---- Records for the task

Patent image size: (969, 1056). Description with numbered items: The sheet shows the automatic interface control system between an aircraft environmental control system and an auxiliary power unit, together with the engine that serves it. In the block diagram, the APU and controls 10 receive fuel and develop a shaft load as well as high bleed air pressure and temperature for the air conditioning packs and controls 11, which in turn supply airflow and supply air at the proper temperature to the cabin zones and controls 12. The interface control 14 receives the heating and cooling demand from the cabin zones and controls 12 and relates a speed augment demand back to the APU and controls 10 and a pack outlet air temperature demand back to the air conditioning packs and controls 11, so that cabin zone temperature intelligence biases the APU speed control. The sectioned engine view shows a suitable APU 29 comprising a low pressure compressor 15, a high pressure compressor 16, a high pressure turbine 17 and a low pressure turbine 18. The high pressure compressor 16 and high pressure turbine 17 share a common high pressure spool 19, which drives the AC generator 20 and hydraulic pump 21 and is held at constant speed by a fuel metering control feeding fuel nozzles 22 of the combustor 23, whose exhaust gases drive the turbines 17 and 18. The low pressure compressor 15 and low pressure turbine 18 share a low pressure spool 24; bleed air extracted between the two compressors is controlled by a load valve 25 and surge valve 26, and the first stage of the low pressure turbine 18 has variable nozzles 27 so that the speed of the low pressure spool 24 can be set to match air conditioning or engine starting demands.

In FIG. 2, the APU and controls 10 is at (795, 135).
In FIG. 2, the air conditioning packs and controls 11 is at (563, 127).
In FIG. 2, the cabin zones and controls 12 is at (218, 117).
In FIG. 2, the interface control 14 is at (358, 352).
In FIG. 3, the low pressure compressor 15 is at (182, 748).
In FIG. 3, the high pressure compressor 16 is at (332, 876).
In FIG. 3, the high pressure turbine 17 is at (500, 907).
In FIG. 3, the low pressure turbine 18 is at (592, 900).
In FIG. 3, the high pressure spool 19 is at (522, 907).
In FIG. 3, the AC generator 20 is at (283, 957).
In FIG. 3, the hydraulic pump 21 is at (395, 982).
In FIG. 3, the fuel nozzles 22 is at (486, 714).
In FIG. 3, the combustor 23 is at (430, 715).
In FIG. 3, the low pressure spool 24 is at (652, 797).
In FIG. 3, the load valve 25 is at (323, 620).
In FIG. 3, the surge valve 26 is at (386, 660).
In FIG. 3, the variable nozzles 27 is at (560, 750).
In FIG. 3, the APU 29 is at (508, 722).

--------

▶ Exercise details
Please rewrite everything from the start of the entries down to the line containing "In FIG. 3, the high pressure compressor", replacing "environmental control system" with "ECS" and leaving everything else unchanged.

▶ Solution below
Patent image size: (969, 1056). Description with numbered items: The sheet shows the automatic interface control system between an aircraft ECS and an auxiliary power unit, together with the engine that serves it. In the block diagram, the APU and controls 10 receive fuel and develop a shaft load as well as high bleed air pressure and temperature for the air conditioning packs and controls 11, which in turn supply airflow and supply air at the proper temperature to the cabin zones and controls 12. The interface control 14 receives the heating and cooling demand from the cabin zones and controls 12 and relates a speed augment demand back to the APU and controls 10 and a pack outlet air temperature demand back to the air conditioning packs and controls 11, so that cabin zone temperature intelligence biases the APU speed control. The sectioned engine view shows a suitable APU 29 comprising a low pressure compressor 15, a high pressure compressor 16, a high pressure turbine 17 and a low pressure turbine 18. The high pressure compressor 16 and high pressure turbine 17 share a common high pressure spool 19, which drives the AC generator 20 and hydraulic pump 21 and is held at constant speed by a fuel metering control feeding fuel nozzles 22 of the combustor 23, whose exhaust gases drive the turbines 17 and 18. The low pressure compressor 15 and low pressure turbine 18 share a low pressure spool 24; bleed air extracted between the two compressors is controlled by a load valve 25 and surge valve 26, and the first stage of the low pressure turbine 18 has variable nozzles 27 so that the speed of the low pressure spool 24 can be set to match air conditioning or engine starting demands.

In FIG. 2, the APU and controls 10 is at (795, 135).
In FIG. 2, the air conditioning packs and controls 11 is at (563, 127).
In FIG. 2, the cabin zones and controls 12 is at (218, 117).
In FIG. 2, the interface control 14 is at (358, 352).
In FIG. 3, the low pressure compressor 15 is at (182, 748).
In FIG. 3, the high pressure compressor 16 is at (332, 876).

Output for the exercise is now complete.